>> Begin Data for this exercise
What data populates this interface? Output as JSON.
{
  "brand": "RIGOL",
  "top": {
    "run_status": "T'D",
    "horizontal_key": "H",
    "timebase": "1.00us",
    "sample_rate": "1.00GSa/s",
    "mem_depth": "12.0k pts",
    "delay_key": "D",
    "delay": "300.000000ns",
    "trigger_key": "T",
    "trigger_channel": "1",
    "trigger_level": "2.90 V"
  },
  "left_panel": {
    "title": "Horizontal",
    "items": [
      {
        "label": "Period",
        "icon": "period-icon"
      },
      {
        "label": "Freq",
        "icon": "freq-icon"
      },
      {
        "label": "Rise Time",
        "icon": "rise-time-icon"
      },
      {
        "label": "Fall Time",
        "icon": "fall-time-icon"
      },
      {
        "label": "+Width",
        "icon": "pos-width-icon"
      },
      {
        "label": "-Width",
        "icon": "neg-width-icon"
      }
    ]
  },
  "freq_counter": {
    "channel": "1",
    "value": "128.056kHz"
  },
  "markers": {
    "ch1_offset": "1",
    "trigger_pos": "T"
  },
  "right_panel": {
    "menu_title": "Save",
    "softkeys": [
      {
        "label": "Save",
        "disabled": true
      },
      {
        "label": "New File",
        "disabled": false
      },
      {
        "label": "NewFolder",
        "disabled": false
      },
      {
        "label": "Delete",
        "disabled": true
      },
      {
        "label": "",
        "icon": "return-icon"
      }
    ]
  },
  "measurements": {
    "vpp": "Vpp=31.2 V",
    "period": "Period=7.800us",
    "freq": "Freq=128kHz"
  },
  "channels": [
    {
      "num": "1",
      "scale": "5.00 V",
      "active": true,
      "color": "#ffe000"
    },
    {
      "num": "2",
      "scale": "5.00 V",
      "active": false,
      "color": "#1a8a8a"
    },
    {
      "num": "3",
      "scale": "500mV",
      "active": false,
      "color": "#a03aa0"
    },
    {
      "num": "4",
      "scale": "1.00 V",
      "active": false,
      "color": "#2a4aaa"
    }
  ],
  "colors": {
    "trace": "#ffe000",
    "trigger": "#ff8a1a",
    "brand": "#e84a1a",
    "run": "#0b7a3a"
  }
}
>> End Data for this exercise
◆ **Written exercise**:
Copy every line exactly. Leave nothing out.

◆ **Final result**:
What data populates this interface? Output as JSON.
{
  "brand": "RIGOL",
  "top": {
    "run_status": "T'D",
    "horizontal_key": "H",
    "timebase": "1.00us",
    "sample_rate": "1.00GSa/s",
    "mem_depth": "12.0k pts",
    "delay_key": "D",
    "delay": "300.000000ns",
    "trigger_key": "T",
    "trigger_channel": "1",
    "trigger_level": "2.90 V"
  },
  "left_panel": {
    "title": "Horizontal",
    "items": [
      {
        "label": "Period",
        "icon": "period-icon"
      },
      {
        "label": "Freq",
        "icon": "freq-icon"
      },
      {
        "label": "Rise Time",
        "icon": "rise-time-icon"
      },
      {
        "label": "Fall Time",
        "icon": "fall-time-icon"
      },
      {
        "label": "+Width",
        "icon": "pos-width-icon"
      },
      {
        "label": "-Width",
        "icon": "neg-width-icon"
      }
    ]
  },
  "freq_counter": {
    "channel": "1",
    "value": "128.056kHz"
  },
  "markers": {
    "ch1_offset": "1",
    "trigger_pos": "T"
  },
  "right_panel": {
    "menu_title": "Save",
    "softkeys": [
      {
        "label": "Save",
        "disabled": true
      },
      {
        "label": "New File",
        "disabled": false
      },
      {
        "label": "NewFolder",
        "disabled": false
      },
      {
        "label": "Delete",
        "disabled": true
      },
      {
        "label": "",
        "icon": "return-icon"
      }
    ]
  },
  "measurements": {
    "vpp": "Vpp=31.2 V",
    "period": "Period=7.800us",
    "freq": "Freq=128kHz"
  },
  "channels": [
    {
      "num": "1",
      "scale": "5.00 V",
      "active": true,
      "color": "#ffe000"
    },
    {
      "num": "2",
      "scale": "5.00 V",
      "active": false,
      "color": "#1a8a8a"
    },
    {
      "num": "3",
      "scale": "500mV",
      "active": false,
      "color": "#a03aa0"
    },
    {
      "num": "4",
      "scale": "1.00 V",
      "active": false,
      "color": "#2a4aaa"
    }
  ],
  "colors": {
    "trace": "#ffe000",
    "trigger": "#ff8a1a",
    "brand": "#e84a1a",
    "run": "#0b7a3a"
  }
}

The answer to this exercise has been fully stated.